[Excerpts from a layout annotation set]
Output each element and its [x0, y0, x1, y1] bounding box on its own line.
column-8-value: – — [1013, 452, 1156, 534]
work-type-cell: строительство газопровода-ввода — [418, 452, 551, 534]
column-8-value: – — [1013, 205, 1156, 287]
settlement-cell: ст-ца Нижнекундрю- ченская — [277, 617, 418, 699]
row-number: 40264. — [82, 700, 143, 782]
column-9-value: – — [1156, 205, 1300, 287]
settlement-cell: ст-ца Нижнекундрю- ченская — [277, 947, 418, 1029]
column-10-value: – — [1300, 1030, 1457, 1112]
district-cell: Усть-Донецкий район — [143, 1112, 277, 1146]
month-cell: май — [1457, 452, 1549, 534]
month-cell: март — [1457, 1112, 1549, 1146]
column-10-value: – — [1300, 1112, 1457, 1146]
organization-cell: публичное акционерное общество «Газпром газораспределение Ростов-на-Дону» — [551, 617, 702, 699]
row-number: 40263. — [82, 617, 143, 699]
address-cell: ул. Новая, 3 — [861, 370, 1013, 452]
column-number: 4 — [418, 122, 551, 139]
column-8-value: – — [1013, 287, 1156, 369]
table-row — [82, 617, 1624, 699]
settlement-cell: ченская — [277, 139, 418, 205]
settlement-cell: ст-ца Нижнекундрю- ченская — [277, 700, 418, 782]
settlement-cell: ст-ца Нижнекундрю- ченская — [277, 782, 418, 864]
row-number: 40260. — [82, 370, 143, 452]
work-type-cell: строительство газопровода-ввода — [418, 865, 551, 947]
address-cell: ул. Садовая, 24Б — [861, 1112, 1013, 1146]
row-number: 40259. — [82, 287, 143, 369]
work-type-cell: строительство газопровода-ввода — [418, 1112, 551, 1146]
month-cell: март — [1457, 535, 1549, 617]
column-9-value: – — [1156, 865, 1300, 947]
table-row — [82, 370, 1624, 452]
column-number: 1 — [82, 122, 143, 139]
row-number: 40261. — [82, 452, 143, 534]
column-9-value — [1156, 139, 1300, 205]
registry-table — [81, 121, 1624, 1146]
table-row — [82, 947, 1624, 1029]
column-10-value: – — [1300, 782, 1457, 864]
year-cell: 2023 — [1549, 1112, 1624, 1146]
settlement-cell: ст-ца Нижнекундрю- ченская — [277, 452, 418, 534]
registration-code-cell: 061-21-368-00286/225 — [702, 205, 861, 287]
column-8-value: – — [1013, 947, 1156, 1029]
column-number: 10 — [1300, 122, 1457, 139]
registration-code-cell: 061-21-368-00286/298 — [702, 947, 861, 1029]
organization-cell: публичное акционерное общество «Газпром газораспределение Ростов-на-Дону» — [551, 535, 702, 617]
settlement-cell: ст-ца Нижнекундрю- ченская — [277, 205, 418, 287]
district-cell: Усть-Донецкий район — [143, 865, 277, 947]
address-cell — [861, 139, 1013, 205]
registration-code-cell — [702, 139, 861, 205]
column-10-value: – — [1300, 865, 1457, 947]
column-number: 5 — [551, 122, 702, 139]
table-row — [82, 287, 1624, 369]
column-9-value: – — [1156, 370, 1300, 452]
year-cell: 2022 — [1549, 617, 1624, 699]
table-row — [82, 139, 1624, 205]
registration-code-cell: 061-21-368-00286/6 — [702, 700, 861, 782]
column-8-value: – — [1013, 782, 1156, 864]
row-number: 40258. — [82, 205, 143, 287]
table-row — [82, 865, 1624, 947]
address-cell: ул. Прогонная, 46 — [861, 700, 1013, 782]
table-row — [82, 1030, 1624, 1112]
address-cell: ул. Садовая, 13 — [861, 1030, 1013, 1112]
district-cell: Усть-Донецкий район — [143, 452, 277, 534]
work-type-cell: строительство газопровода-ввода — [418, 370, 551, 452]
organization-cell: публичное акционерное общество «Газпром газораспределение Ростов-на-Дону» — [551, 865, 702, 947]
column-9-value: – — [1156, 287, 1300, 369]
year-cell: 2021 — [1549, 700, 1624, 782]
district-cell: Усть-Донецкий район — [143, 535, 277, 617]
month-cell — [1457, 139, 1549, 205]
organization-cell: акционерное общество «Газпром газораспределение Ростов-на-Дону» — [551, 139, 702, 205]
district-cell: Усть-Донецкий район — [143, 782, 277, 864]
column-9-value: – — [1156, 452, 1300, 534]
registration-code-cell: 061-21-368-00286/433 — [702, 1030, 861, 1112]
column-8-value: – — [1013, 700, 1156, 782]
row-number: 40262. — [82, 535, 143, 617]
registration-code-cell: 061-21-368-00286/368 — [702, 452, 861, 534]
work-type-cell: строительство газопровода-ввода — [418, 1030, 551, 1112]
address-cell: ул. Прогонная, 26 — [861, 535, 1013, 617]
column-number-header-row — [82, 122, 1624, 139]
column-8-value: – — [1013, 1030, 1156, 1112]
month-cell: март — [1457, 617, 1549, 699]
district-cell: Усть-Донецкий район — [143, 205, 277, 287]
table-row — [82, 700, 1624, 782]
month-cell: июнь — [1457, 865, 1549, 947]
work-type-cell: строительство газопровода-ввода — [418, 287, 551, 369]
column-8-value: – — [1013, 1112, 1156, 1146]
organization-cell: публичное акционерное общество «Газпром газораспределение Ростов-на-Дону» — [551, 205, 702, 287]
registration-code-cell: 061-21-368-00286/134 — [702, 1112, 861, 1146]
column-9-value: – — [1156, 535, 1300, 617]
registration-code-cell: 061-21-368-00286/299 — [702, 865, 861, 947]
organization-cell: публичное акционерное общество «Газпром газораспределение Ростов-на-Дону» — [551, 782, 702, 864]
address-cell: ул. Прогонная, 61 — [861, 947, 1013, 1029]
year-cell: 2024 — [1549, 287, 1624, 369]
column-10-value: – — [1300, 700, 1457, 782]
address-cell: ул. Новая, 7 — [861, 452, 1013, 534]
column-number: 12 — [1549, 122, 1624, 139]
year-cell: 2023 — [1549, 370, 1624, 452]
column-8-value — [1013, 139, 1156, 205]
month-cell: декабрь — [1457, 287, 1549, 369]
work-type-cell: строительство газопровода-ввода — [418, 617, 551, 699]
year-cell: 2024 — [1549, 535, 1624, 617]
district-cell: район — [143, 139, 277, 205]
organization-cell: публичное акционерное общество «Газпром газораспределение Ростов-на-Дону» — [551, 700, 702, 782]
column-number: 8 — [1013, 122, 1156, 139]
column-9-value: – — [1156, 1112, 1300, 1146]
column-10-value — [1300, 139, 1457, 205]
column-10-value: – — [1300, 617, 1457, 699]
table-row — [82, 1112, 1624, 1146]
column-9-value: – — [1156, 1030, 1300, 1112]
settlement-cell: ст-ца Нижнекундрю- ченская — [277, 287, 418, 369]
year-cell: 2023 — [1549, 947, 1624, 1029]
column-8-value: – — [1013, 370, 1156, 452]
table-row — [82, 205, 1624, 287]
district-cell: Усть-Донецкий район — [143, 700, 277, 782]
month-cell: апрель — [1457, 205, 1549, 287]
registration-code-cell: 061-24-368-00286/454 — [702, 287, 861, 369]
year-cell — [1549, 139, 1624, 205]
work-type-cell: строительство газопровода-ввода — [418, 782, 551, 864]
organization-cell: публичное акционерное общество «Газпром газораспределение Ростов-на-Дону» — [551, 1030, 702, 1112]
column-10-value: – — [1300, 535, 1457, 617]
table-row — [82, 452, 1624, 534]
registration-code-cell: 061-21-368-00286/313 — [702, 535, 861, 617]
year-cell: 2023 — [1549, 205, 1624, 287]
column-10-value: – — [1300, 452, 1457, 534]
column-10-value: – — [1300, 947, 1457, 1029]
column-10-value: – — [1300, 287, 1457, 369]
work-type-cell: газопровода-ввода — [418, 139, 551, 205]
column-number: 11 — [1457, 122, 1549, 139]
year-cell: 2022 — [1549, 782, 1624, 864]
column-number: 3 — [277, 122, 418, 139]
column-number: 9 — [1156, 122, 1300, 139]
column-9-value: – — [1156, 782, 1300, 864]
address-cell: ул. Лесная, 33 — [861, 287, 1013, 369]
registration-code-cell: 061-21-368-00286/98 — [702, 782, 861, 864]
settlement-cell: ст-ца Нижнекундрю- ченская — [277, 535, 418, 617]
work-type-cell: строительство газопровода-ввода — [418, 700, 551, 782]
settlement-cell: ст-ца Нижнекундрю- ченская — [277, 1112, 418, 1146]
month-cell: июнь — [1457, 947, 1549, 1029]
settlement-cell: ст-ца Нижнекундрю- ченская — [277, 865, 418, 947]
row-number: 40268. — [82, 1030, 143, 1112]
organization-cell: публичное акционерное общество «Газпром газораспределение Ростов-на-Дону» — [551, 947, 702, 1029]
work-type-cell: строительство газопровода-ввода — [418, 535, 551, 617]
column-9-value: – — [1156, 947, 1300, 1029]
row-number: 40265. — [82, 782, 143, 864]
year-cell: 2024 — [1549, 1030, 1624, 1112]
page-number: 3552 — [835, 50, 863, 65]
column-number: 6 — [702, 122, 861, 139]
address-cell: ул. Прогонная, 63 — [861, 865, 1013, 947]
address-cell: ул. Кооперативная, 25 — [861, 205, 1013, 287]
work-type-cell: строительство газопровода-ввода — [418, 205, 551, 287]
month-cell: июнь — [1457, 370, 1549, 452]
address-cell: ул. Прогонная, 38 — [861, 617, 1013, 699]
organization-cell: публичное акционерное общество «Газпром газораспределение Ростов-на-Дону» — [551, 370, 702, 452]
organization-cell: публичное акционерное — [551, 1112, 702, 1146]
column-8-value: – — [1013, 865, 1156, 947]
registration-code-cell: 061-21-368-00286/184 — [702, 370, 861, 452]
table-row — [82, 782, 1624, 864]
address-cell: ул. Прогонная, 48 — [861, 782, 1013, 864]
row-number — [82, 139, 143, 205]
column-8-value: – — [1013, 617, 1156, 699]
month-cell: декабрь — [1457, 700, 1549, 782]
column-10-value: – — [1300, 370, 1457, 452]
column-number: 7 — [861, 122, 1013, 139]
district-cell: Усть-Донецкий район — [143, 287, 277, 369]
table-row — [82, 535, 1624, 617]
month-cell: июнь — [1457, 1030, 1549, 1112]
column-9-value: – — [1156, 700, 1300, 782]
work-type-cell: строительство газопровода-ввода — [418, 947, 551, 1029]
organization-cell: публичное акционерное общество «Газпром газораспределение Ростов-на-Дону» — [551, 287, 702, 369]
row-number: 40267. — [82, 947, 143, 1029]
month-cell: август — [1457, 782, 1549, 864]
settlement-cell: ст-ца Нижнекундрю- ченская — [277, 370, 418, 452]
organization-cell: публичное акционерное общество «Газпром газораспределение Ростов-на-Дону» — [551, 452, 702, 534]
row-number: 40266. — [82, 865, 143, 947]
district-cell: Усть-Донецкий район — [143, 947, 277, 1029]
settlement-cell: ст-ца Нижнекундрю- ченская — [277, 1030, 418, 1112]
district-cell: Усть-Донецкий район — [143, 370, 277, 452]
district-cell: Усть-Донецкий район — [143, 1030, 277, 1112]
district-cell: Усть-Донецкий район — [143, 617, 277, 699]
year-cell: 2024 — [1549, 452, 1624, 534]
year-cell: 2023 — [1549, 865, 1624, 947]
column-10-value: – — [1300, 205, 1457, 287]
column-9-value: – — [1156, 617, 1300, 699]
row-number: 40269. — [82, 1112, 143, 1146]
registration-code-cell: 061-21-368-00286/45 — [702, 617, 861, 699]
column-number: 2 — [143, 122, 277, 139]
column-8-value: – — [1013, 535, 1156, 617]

OBJECTIVE:
Can you rewrite the lines above, starting at the first one and ending at the line that contains "settlement-cell: ченская —", renaming "column-8-value" to "column-eight-value" and leaving everything else as it is?

TASK OUTPUT:
Output each element and its [x0, y0, x1, y1] bounding box on its own line.
column-eight-value: – — [1013, 452, 1156, 534]
work-type-cell: строительство газопровода-ввода — [418, 452, 551, 534]
column-eight-value: – — [1013, 205, 1156, 287]
settlement-cell: ст-ца Нижнекундрю- ченская — [277, 617, 418, 699]
row-number: 40264. — [82, 700, 143, 782]
column-9-value: – — [1156, 205, 1300, 287]
settlement-cell: ст-ца Нижнекундрю- ченская — [277, 947, 418, 1029]
column-10-value: – — [1300, 1030, 1457, 1112]
district-cell: Усть-Донецкий район — [143, 1112, 277, 1146]
month-cell: май — [1457, 452, 1549, 534]
month-cell: март — [1457, 1112, 1549, 1146]
column-10-value: – — [1300, 1112, 1457, 1146]
organization-cell: публичное акционерное общество «Газпром газораспределение Ростов-на-Дону» — [551, 617, 702, 699]
row-number: 40263. — [82, 617, 143, 699]
address-cell: ул. Новая, 3 — [861, 370, 1013, 452]
column-number: 4 — [418, 122, 551, 139]
column-eight-value: – — [1013, 287, 1156, 369]
table-row — [82, 617, 1624, 699]
settlement-cell: ченская — [277, 139, 418, 205]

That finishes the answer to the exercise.